■ Do this
Can you rewrite all the data below as a Markdown table with the columns "No." and "Text", numbering each line and leaving out blank lines?

■ Data to use
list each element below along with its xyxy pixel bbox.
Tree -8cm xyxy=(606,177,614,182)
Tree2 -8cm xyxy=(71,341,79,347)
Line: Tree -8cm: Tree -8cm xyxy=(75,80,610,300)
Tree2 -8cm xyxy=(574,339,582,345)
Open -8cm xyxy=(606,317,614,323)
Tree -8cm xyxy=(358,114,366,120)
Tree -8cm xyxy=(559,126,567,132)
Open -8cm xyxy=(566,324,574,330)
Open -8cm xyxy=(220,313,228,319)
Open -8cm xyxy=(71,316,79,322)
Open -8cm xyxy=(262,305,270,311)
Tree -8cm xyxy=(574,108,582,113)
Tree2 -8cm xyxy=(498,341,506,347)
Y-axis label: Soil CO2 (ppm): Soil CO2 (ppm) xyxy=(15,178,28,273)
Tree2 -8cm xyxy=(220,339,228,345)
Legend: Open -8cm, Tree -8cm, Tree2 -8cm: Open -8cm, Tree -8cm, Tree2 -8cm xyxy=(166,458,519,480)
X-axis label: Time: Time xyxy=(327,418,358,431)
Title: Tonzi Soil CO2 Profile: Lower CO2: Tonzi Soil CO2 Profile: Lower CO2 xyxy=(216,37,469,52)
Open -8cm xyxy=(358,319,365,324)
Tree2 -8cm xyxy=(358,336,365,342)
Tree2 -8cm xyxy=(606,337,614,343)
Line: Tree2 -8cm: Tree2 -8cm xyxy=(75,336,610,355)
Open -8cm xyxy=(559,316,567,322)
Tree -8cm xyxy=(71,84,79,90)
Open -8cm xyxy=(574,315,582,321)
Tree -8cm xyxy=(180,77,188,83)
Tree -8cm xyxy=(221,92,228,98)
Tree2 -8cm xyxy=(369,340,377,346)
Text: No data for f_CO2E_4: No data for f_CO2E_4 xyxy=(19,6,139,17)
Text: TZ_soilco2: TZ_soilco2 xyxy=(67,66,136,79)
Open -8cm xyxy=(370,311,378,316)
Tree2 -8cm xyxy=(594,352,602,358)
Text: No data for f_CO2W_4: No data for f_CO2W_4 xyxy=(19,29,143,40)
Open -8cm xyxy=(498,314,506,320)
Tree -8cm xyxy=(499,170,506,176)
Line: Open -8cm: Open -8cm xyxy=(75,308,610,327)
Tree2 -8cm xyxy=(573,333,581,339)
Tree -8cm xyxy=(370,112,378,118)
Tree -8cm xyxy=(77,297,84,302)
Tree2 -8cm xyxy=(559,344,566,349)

■ Exercise solution
| No. | Text |
|---|---|
| 1 | list each element below along with its xyxy pixel bbox. |
| 2 | Tree -8cm xyxy=(606,177,614,182) |
| 3 | Tree2 -8cm xyxy=(71,341,79,347) |
| 4 | Line: Tree -8cm: Tree -8cm xyxy=(75,80,610,300) |
| 5 | Tree2 -8cm xyxy=(574,339,582,345) |
| 6 | Open -8cm xyxy=(606,317,614,323) |
| 7 | Tree -8cm xyxy=(358,114,366,120) |
| 8 | Tree -8cm xyxy=(559,126,567,132) |
| 9 | Open -8cm xyxy=(566,324,574,330) |
| 10 | Open -8cm xyxy=(220,313,228,319) |
| 11 | Open -8cm xyxy=(71,316,79,322) |
| 12 | Open -8cm xyxy=(262,305,270,311) |
| 13 | Tree -8cm xyxy=(574,108,582,113) |
| 14 | Tree2 -8cm xyxy=(498,341,506,347) |
| 15 | Y-axis label: Soil CO2 (ppm): Soil CO2 (ppm) xyxy=(15,178,28,273) |
| 16 | Tree2 -8cm xyxy=(220,339,228,345) |
| 17 | Legend: Open -8cm, Tree -8cm, Tree2 -8cm: Open -8cm, Tree -8cm, Tree2 -8cm xyxy=(166,458,519,480) |
| 18 | X-axis label: Time: Time xyxy=(327,418,358,431) |
| 19 | Title: Tonzi Soil CO2 Profile: Lower CO2: Tonzi Soil CO2 Profile: Lower CO2 xyxy=(216,37,469,52) |
| 20 | Open -8cm xyxy=(358,319,365,324) |
| 21 | Tree2 -8cm xyxy=(358,336,365,342) |
| 22 | Tree2 -8cm xyxy=(606,337,614,343) |
| 23 | Line: Tree2 -8cm: Tree2 -8cm xyxy=(75,336,610,355) |
| 24 | Open -8cm xyxy=(559,316,567,322) |
| 25 | Tree -8cm xyxy=(71,84,79,90) |
| 26 | Open -8cm xyxy=(574,315,582,321) |
| 27 | Tree -8cm xyxy=(180,77,188,83) |
| 28 | Tree -8cm xyxy=(221,92,228,98) |
| 29 | Tree2 -8cm xyxy=(369,340,377,346) |
| 30 | Text: No data for f_CO2E_4: No data for f_CO2E_4 xyxy=(19,6,139,17) |
| 31 | Text: TZ_soilco2: TZ_soilco2 xyxy=(67,66,136,79) |
| 32 | Open -8cm xyxy=(370,311,378,316) |
| 33 | Tree2 -8cm xyxy=(594,352,602,358) |
| 34 | Text: No data for f_CO2W_4: No data for f_CO2W_4 xyxy=(19,29,143,40) |
| 35 | Open -8cm xyxy=(498,314,506,320) |
| 36 | Tree -8cm xyxy=(499,170,506,176) |
| 37 | Line: Open -8cm: Open -8cm xyxy=(75,308,610,327) |
| 38 | Tree2 -8cm xyxy=(573,333,581,339) |
| 39 | Tree -8cm xyxy=(370,112,378,118) |
| 40 | Tree -8cm xyxy=(77,297,84,302) |
| 41 | Tree2 -8cm xyxy=(559,344,566,349) |